■ Raw records
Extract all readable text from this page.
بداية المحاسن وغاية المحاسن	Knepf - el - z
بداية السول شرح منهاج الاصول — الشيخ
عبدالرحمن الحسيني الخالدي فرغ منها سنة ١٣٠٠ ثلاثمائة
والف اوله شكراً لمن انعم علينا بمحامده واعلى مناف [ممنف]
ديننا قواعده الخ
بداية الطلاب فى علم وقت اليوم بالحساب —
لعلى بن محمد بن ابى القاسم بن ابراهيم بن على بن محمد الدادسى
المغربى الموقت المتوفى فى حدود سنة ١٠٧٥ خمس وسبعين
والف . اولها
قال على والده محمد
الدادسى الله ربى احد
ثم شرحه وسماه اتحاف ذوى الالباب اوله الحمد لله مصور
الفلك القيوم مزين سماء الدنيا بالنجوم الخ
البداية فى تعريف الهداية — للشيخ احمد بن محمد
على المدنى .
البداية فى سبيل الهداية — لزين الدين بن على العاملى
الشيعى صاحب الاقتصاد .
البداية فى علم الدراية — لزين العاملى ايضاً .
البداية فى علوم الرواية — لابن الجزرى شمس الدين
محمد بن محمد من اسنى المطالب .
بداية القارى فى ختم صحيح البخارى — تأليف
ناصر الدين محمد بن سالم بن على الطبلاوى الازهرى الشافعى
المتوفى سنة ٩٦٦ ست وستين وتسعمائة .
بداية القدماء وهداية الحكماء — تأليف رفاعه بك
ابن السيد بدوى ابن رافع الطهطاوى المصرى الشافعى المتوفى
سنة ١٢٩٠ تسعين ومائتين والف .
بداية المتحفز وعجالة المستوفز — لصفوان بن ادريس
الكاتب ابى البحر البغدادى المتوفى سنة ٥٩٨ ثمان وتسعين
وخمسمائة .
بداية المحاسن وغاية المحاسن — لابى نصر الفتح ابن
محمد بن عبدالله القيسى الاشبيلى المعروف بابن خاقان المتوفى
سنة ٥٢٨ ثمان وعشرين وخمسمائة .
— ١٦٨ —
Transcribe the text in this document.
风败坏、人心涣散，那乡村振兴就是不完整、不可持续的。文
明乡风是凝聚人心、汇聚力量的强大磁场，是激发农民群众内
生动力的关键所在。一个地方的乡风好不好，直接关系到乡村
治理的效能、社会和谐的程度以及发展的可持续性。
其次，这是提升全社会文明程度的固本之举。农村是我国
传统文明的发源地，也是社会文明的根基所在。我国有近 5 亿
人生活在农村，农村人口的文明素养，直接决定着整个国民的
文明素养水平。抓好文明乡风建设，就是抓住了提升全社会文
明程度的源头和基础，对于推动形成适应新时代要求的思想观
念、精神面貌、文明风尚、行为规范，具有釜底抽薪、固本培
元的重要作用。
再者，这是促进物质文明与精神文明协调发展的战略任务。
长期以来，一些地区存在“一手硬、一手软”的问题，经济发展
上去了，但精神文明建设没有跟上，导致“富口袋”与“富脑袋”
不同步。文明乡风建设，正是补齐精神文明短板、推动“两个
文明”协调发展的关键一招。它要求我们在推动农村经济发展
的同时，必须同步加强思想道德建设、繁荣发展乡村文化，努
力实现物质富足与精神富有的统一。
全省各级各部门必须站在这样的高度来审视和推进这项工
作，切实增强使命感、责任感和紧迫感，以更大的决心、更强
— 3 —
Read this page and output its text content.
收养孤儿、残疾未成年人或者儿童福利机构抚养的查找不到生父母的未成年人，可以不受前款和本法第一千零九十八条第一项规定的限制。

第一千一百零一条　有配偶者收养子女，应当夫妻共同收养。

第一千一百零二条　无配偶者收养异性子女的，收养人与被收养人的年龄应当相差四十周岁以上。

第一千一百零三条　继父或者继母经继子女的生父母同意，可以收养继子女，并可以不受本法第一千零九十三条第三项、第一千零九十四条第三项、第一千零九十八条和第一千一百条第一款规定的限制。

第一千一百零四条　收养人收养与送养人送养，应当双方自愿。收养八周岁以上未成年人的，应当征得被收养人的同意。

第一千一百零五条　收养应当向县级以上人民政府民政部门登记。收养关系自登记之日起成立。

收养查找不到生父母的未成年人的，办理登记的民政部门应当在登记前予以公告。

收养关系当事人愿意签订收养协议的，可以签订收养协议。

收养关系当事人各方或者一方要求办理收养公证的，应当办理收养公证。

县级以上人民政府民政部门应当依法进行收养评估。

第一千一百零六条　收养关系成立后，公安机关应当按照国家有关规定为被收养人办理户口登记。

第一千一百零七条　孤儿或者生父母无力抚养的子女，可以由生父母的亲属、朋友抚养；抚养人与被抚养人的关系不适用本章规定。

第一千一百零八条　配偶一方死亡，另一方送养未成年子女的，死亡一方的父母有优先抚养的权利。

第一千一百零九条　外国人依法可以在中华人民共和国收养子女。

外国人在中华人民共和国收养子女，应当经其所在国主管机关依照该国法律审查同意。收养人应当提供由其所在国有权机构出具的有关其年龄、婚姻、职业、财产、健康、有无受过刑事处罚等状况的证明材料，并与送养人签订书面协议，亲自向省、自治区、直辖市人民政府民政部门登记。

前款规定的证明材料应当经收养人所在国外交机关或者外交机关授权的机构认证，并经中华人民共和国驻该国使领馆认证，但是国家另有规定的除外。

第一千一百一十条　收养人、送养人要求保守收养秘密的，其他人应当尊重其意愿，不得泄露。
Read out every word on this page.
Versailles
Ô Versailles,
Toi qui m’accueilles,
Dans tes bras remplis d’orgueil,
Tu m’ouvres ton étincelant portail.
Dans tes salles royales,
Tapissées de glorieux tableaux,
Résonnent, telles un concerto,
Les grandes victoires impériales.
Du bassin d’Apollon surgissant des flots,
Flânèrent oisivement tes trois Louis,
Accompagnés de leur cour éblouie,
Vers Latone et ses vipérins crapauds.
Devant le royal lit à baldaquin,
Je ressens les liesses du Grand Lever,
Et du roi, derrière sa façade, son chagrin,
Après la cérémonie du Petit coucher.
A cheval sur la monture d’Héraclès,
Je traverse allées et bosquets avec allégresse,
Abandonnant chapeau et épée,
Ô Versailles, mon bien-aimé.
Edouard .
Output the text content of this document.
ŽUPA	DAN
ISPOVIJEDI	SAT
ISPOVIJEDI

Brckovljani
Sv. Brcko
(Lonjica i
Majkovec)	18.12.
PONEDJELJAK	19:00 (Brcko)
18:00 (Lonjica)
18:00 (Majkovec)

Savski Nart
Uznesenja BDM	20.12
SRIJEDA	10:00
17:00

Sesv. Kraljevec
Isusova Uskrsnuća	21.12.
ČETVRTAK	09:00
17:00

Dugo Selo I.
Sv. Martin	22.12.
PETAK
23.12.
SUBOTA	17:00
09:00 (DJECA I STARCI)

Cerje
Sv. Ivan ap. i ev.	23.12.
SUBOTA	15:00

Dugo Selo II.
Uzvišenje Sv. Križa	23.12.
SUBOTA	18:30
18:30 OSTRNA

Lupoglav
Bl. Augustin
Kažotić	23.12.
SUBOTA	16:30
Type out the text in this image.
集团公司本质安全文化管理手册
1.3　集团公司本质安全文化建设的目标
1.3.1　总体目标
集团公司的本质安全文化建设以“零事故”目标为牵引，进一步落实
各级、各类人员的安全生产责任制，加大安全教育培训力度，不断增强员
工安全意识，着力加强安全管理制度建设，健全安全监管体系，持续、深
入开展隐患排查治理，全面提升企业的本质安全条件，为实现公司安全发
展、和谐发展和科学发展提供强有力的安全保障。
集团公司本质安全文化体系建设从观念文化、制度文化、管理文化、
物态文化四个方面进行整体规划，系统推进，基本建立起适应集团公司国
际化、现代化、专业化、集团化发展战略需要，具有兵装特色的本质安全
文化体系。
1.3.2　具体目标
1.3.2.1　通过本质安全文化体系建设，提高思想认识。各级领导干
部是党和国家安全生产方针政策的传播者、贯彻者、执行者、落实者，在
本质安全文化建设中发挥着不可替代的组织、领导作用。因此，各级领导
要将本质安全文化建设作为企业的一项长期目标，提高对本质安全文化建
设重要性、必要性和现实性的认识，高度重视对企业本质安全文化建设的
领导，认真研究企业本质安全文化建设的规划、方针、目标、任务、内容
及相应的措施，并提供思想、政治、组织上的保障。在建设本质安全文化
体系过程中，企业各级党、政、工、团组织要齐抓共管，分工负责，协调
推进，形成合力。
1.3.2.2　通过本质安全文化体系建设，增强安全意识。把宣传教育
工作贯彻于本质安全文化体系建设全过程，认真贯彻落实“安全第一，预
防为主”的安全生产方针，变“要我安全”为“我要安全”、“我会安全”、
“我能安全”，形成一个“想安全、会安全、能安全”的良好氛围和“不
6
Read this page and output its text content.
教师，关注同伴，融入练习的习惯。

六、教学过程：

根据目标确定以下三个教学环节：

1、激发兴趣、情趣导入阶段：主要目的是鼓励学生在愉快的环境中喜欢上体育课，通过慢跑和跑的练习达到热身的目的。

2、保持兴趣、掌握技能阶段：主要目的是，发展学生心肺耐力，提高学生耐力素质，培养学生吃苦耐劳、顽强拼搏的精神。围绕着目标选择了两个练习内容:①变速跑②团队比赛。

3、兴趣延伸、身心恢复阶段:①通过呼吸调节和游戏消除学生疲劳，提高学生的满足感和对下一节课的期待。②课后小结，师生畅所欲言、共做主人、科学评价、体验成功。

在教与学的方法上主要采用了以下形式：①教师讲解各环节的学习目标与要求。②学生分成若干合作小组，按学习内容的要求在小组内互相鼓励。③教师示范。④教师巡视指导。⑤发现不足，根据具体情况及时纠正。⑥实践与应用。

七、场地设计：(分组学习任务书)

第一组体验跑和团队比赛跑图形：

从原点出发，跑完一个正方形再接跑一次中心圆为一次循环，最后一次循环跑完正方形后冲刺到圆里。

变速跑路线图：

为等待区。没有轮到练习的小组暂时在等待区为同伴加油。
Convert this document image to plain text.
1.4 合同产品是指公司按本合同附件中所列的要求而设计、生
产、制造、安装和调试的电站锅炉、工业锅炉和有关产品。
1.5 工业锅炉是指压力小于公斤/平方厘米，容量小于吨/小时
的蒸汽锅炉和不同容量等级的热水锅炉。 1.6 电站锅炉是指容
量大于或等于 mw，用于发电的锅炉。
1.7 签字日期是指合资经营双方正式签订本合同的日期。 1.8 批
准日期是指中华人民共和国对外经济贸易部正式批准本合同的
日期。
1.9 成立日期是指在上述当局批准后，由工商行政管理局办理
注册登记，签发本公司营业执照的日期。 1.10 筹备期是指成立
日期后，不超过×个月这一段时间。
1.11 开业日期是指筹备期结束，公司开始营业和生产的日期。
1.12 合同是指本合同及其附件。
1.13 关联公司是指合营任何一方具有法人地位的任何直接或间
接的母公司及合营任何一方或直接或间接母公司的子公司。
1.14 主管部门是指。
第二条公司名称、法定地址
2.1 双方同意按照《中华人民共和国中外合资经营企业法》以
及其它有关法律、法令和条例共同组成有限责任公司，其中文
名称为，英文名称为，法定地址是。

■ Exercise prompt
Every line that holds the string "محمد" should be returned.

■ Solution
لعلى بن محمد بن ابى القاسم بن ابراهيم بن على بن محمد الدادسى
قال على والده محمد
البداية فى تعريف الهداية — للشيخ احمد بن محمد
محمد بن محمد من اسنى المطالب .
ناصر الدين محمد بن سالم بن على الطبلاوى الازهرى الشافعى
محمد بن عبدالله القيسى الاشبيلى المعروف بابن خاقان المتوفى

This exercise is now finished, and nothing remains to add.